### Prompt
Write out every entry precisely as given, leaving the pictures out.

——

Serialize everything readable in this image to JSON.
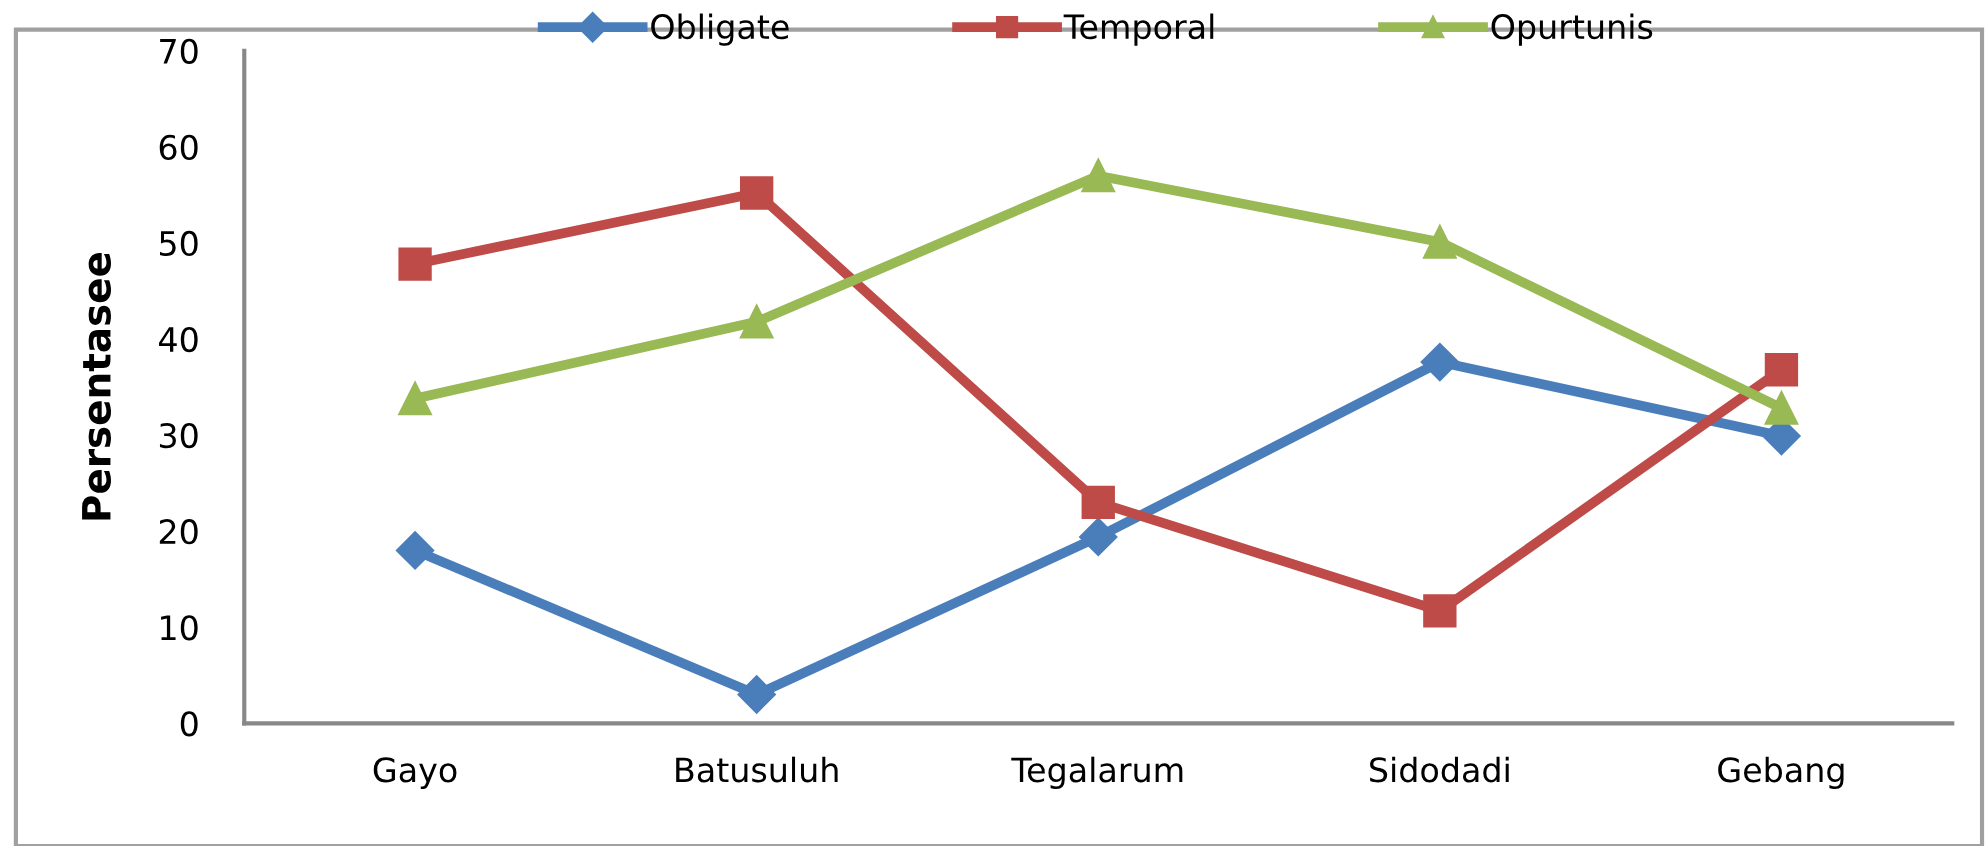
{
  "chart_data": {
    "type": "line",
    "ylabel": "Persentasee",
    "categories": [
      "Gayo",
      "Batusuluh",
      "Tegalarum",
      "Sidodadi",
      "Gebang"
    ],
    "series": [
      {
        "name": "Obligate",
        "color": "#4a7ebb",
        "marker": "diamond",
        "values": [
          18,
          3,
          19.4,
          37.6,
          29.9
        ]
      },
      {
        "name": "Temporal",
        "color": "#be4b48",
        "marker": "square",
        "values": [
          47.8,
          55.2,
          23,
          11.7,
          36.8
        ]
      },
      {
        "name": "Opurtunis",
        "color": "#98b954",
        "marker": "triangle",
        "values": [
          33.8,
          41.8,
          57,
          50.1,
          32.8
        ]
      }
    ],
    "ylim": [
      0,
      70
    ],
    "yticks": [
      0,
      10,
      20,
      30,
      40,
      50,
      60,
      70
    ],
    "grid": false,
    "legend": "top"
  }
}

——

### Reply
Serialize everything readable in this image to JSON.
{
  "chart_data": {
    "type": "line",
    "ylabel": "Persentasee",
    "categories": [
      "Gayo",
      "Batusuluh",
      "Tegalarum",
      "Sidodadi",
      "Gebang"
    ],
    "series": [
      {
        "name": "Obligate",
        "color": "#4a7ebb",
        "marker": "diamond",
        "values": [
          18,
          3,
          19.4,
          37.6,
          29.9
        ]
      },
      {
        "name": "Temporal",
        "color": "#be4b48",
        "marker": "square",
        "values": [
          47.8,
          55.2,
          23,
          11.7,
          36.8
        ]
      },
      {
        "name": "Opurtunis",
        "color": "#98b954",
        "marker": "triangle",
        "values": [
          33.8,
          41.8,
          57,
          50.1,
          32.8
        ]
      }
    ],
    "ylim": [
      0,
      70
    ],
    "yticks": [
      0,
      10,
      20,
      30,
      40,
      50,
      60,
      70
    ],
    "grid": false,
    "legend": "top"
  }
}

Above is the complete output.